Dataset items
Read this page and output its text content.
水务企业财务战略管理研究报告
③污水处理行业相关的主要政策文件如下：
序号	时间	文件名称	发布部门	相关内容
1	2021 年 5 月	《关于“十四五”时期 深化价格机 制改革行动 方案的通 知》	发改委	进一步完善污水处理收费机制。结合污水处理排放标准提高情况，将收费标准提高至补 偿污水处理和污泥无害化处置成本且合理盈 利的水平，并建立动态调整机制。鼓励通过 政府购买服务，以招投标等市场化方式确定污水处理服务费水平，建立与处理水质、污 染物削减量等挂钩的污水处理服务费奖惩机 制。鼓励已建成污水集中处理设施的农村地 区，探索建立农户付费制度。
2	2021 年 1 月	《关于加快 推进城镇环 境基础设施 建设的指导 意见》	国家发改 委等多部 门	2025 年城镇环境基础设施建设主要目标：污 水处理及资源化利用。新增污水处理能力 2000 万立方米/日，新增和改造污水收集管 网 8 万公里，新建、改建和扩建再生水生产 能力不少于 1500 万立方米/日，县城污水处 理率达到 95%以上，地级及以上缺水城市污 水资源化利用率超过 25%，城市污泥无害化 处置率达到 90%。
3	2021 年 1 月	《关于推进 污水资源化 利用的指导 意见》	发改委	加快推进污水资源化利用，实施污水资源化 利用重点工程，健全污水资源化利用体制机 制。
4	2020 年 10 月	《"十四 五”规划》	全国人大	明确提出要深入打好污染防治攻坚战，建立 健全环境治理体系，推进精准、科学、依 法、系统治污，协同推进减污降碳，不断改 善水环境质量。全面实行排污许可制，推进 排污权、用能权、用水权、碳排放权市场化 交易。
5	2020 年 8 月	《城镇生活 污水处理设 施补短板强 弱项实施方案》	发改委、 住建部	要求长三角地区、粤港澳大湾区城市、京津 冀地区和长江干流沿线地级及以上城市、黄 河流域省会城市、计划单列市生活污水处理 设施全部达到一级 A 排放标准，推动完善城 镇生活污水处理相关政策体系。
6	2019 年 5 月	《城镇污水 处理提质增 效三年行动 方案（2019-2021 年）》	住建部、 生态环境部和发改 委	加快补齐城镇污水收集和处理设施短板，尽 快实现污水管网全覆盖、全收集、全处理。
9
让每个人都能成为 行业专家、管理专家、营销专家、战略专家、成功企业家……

> **Directive**
Please repeat the listing above in full and exactly.

> **Solution**
Read this page and output its text content.
水务企业财务战略管理研究报告
③污水处理行业相关的主要政策文件如下：
序号	时间	文件名称	发布部门	相关内容
1	2021 年 5 月	《关于“十四五”时期 深化价格机 制改革行动 方案的通 知》	发改委	进一步完善污水处理收费机制。结合污水处理排放标准提高情况，将收费标准提高至补 偿污水处理和污泥无害化处置成本且合理盈 利的水平，并建立动态调整机制。鼓励通过 政府购买服务，以招投标等市场化方式确定污水处理服务费水平，建立与处理水质、污 染物削减量等挂钩的污水处理服务费奖惩机 制。鼓励已建成污水集中处理设施的农村地 区，探索建立农户付费制度。
2	2021 年 1 月	《关于加快 推进城镇环 境基础设施 建设的指导 意见》	国家发改 委等多部 门	2025 年城镇环境基础设施建设主要目标：污 水处理及资源化利用。新增污水处理能力 2000 万立方米/日，新增和改造污水收集管 网 8 万公里，新建、改建和扩建再生水生产 能力不少于 1500 万立方米/日，县城污水处 理率达到 95%以上，地级及以上缺水城市污 水资源化利用率超过 25%，城市污泥无害化 处置率达到 90%。
3	2021 年 1 月	《关于推进 污水资源化 利用的指导 意见》	发改委	加快推进污水资源化利用，实施污水资源化 利用重点工程，健全污水资源化利用体制机 制。
4	2020 年 10 月	《"十四 五”规划》	全国人大	明确提出要深入打好污染防治攻坚战，建立 健全环境治理体系，推进精准、科学、依 法、系统治污，协同推进减污降碳，不断改 善水环境质量。全面实行排污许可制，推进 排污权、用能权、用水权、碳排放权市场化 交易。
5	2020 年 8 月	《城镇生活 污水处理设 施补短板强 弱项实施方案》	发改委、 住建部	要求长三角地区、粤港澳大湾区城市、京津 冀地区和长江干流沿线地级及以上城市、黄 河流域省会城市、计划单列市生活污水处理 设施全部达到一级 A 排放标准，推动完善城 镇生活污水处理相关政策体系。
6	2019 年 5 月	《城镇污水 处理提质增 效三年行动 方案（2019-2021 年）》	住建部、 生态环境部和发改 委	加快补齐城镇污水收集和处理设施短板，尽 快实现污水管网全覆盖、全收集、全处理。
9
让每个人都能成为 行业专家、管理专家、营销专家、战略专家、成功企业家……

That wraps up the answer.